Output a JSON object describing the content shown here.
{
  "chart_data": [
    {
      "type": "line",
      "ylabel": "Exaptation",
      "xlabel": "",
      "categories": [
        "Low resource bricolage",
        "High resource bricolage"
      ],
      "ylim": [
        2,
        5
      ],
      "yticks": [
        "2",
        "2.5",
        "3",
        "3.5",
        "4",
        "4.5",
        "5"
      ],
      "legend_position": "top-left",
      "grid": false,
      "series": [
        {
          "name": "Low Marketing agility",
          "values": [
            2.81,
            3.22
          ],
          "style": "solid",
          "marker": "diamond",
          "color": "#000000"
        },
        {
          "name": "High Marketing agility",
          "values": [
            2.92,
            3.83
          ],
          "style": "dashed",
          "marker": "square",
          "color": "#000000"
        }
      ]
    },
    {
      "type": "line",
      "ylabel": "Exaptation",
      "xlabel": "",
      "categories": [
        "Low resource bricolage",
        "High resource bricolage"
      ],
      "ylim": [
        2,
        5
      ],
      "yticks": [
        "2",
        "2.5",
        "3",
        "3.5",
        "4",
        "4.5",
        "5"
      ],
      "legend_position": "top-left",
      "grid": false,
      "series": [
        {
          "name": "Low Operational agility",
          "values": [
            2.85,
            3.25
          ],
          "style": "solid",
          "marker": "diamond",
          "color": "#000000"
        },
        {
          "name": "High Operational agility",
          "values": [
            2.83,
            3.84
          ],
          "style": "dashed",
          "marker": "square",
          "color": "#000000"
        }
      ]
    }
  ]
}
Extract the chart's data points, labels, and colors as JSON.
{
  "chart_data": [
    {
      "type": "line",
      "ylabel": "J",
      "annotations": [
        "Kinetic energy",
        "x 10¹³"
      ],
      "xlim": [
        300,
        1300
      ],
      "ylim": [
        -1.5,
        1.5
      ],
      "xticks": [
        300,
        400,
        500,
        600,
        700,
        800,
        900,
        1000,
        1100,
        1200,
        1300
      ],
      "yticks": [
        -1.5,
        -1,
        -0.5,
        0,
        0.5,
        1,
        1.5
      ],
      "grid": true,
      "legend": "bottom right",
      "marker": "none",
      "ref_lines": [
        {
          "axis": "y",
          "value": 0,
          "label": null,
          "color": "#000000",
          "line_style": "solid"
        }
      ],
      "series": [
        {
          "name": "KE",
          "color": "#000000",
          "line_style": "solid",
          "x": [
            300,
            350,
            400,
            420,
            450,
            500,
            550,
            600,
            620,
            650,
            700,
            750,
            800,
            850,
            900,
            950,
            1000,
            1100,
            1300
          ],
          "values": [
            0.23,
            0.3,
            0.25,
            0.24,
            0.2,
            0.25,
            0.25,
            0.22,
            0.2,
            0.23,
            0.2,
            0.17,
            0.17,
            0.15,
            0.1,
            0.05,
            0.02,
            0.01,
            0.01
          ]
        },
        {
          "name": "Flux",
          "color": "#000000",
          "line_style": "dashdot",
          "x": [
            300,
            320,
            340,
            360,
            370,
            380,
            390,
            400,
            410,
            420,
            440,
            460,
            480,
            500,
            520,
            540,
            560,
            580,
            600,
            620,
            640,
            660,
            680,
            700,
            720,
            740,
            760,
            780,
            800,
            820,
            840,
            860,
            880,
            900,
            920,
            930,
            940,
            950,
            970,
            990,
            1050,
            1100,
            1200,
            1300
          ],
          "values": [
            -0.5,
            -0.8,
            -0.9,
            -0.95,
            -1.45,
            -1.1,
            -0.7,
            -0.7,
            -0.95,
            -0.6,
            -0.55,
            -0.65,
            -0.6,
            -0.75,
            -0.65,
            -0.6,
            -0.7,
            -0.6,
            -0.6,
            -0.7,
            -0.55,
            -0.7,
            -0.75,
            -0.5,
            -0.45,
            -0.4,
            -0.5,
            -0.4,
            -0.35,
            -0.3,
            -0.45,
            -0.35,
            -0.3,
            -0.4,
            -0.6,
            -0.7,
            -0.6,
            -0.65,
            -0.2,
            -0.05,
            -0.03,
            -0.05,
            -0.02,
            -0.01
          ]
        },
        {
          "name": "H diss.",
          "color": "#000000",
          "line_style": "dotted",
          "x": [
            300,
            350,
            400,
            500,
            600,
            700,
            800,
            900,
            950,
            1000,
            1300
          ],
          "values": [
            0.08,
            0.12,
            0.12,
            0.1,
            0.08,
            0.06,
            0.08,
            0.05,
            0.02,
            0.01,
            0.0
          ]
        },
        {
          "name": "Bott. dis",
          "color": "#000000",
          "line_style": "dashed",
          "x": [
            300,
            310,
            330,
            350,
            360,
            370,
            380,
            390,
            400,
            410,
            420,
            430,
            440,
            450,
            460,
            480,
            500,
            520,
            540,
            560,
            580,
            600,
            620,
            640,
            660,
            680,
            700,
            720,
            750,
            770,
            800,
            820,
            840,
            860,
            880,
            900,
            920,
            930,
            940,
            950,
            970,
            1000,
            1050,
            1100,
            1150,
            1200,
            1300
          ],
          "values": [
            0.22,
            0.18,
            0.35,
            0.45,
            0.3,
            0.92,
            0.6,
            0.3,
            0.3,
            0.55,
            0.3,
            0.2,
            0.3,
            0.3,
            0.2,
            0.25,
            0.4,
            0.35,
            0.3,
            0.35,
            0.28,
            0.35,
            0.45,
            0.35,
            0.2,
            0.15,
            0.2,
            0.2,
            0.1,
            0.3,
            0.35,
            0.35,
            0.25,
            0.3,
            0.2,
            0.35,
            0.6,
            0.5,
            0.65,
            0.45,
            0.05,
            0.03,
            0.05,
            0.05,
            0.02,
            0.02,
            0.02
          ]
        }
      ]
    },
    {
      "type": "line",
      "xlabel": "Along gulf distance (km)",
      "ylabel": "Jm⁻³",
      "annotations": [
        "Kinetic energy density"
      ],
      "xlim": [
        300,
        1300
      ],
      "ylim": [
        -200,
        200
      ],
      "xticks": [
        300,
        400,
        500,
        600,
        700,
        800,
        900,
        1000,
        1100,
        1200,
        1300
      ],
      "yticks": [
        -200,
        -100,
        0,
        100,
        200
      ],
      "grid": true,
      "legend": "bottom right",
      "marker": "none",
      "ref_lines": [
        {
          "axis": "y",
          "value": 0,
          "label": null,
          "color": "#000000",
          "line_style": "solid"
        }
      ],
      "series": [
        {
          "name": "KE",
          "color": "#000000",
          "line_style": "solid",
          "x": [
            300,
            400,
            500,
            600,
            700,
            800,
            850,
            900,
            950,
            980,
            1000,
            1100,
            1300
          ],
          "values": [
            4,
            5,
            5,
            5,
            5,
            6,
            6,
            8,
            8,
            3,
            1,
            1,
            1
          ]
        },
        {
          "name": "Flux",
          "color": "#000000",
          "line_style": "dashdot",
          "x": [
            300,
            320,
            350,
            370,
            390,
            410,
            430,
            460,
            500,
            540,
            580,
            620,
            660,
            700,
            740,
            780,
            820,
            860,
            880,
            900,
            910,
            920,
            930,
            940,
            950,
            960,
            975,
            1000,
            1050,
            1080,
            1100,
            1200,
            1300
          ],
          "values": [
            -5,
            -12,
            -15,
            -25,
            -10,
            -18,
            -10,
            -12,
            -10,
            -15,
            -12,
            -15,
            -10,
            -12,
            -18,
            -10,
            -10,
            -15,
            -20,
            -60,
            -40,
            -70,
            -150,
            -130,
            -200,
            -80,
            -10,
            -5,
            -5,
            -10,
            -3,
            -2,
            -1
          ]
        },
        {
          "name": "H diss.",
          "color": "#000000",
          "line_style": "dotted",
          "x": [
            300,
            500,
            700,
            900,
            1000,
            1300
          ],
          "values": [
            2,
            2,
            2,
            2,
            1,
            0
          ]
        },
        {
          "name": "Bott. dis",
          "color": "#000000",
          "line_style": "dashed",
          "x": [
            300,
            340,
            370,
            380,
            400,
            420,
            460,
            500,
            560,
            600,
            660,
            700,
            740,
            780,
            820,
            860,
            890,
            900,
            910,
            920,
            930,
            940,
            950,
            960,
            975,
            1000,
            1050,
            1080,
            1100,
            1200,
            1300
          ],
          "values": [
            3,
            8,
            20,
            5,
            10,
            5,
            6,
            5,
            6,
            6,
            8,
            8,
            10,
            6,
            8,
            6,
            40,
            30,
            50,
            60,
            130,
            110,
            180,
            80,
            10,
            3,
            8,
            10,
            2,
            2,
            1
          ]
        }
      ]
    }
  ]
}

** TO DO **
In the lines above, find each one with "JSON" and list it.

** FINAL RESULT **
Output a JSON object describing the content shown here.
Extract the chart's data points, labels, and colors as JSON.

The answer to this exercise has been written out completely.